● Extracted text
§ §

Does Your Church Teach an Angry God?

Whenever I get these emails, this is the very first question I ask them. I ask them (1) if they attend church, and if so (2) what their church teaches them about God. Without fail, these Christians who contact me have attended, or currently are attending, a church which teaches them about an angry, vindictive, vengeful God.

Usually, they have heard some fire and brimstone sermon about the unpardonable sin or the sin of blasphemy against the Holy Spirit, and because of the book I have written on the subject, people contact me because they are scared out of their mind that they have committed this sin.

I always try to tell them that God loves them, forgives them, and accepts them … no matter what they have said or done. Due to the large number of emails I get these days, I rarely can get into long explanations or discussions via email about why this is true.

But my heart always goes out for these poor people. Their emails are full of pain and fear, and I sometimes think that many of them are manic-depressive, or bi-polar, or maybe even have OCD.

An Angry God and Mental Illness

So it was with great interest that I recently read that belief in an angry God is linked to mental illness. Here is the article I read:

Professor Nava Silton of the Marymount Manhattan College and her colleagues have reached these conclusions following their analyzing data collected during the 2010 Baylor Religion Survey of US Adults.

Thus, Professor Nava Silton focused on three different categories of people: those who believe in an angry God, those who believe in a loving deity and those who work on the assumption that God is a neutral entity.

“Three beliefs about God were tested separately in ordinary least squares regression models to predict five classes of psychiatric symptoms: general anxiety, social anxiety, paranoia, obsession, and compulsion,” reads the abstract for this paper.

Furthermore, “Belief in a punitive God was positively associated with four psychiatric symptoms, while belief in a benevolent God was negatively associated with four psychiatric symptoms, controlling for demographic characteristics, religiousness, and strength of belief in God. Belief in a deistic God and one’s overall belief in God were not significantly related to any psychiatric symptoms.”

§ §

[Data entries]
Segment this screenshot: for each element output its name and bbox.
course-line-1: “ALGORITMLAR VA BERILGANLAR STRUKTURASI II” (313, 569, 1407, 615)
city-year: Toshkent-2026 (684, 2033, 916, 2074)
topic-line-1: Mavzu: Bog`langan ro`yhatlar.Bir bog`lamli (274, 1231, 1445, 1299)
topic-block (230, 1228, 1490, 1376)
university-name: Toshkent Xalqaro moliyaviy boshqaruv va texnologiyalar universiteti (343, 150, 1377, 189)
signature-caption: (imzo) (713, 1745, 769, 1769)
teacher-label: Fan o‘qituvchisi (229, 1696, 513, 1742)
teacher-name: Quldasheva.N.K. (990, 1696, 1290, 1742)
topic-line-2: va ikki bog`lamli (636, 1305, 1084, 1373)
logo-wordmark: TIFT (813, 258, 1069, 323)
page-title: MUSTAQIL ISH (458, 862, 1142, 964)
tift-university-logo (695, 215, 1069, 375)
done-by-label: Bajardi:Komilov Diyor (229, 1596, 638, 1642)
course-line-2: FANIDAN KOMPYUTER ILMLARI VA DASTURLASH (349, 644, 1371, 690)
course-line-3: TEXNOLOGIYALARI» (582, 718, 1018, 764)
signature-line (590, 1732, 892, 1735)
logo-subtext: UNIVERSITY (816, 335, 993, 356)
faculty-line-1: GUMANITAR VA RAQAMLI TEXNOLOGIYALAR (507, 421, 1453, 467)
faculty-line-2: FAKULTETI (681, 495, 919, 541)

§ §

● Action item
Continue the text about churches that teach an angry God, starting after its last sentence. The records have no connection to the text.

● Result of the exercise
The link between the belief in an angry God and mental illness was studied in the context of the Evolutionary Threat Assessment System Theory, which states that anxiety disorders are mainly the result of the brain’s not properly interpreting threats.

Professor Nava Silton wished to stress the fact that her research does not establish causation between the belief in an angry deity and anxiety disorders.

Quite the contrary, the study merely pins down a correlation between the two.

“That means we’re not saying belief caused psychiatric symptoms, but we see relationships between beliefs and these psychiatric symptoms,” the Professor emphasized.

The disclaimer there at the end is interesting, but I think this was more of a copout by the Professor to avoid becoming the target of angry religious people who feel he might be blaming God for mental illness.

Ironically, those who hold to a belief in an angry God also believe that God strikes people with mental illness because of their sin and disobedience…

It may be clear that God has something to do with what happens everyday in the world, but probably not personally to every person that’s ill, sometimes they just don’t the best care of themselves and their bodies.

Anyway, I think that there is a clear correlation between belief in an angry God and mental problems. I further believe that we become like the God we worship. We become like the God we believe in. So if we believe in an angry, vengeful deity, we are likely to behave in angry, vengeful ways. And of course, if we believe that God’s anger could be directed at us, life will be filled with fear and dread.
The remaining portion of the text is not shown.